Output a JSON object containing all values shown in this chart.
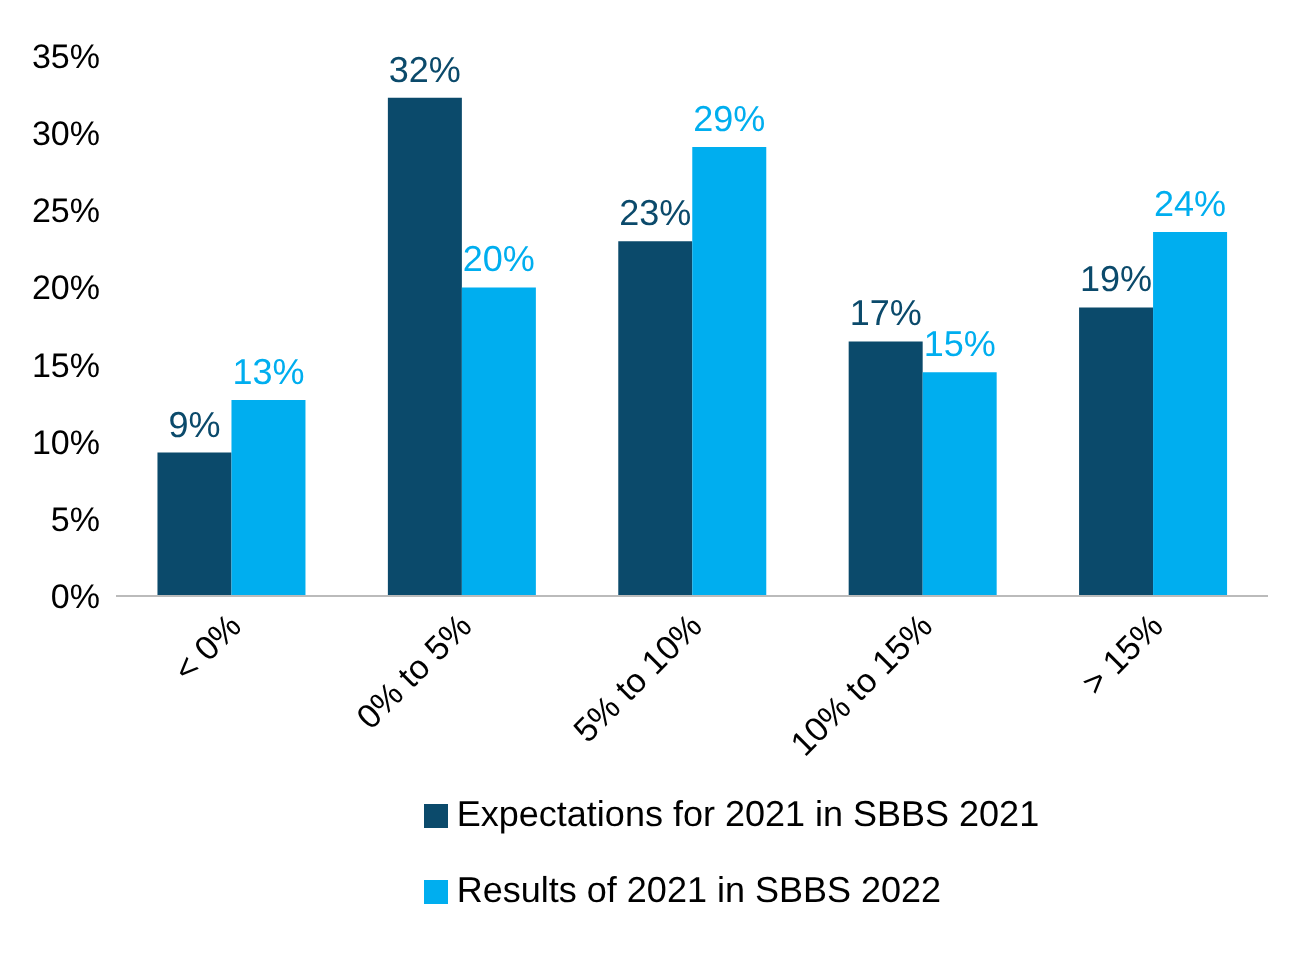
{
  "chart_data": {
    "type": "bar",
    "categories": [
      "< 0%",
      "0% to 5%",
      "5% to 10%",
      "10% to 15%",
      "> 15%"
    ],
    "series": [
      {
        "name": "Expectations for 2021 in SBBS 2021",
        "color": "#0b4a6b",
        "values": [
          9.3,
          32.3,
          23,
          16.5,
          18.7
        ],
        "value_labels": [
          "9%",
          "32%",
          "23%",
          "17%",
          "19%"
        ]
      },
      {
        "name": "Results of 2021 in SBBS 2022",
        "color": "#00aeef",
        "values": [
          12.7,
          20,
          29.1,
          14.5,
          23.6
        ],
        "value_labels": [
          "13%",
          "20%",
          "29%",
          "15%",
          "24%"
        ]
      }
    ],
    "ylim": [
      0,
      35
    ],
    "yticks": [
      {
        "value": 0,
        "label": "0%"
      },
      {
        "value": 5,
        "label": "5%"
      },
      {
        "value": 10,
        "label": "10%"
      },
      {
        "value": 15,
        "label": "15%"
      },
      {
        "value": 20,
        "label": "20%"
      },
      {
        "value": 25,
        "label": "25%"
      },
      {
        "value": 30,
        "label": "30%"
      },
      {
        "value": 35,
        "label": "35%"
      }
    ],
    "grid": false,
    "legend": "bottom"
  }
}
- - - - - - -
Brief: Lines that include the word "name" are to be extracted from the data above.

Task result:
        "name": "Expectations for 2021 in SBBS 2021",
        "name": "Results of 2021 in SBBS 2022",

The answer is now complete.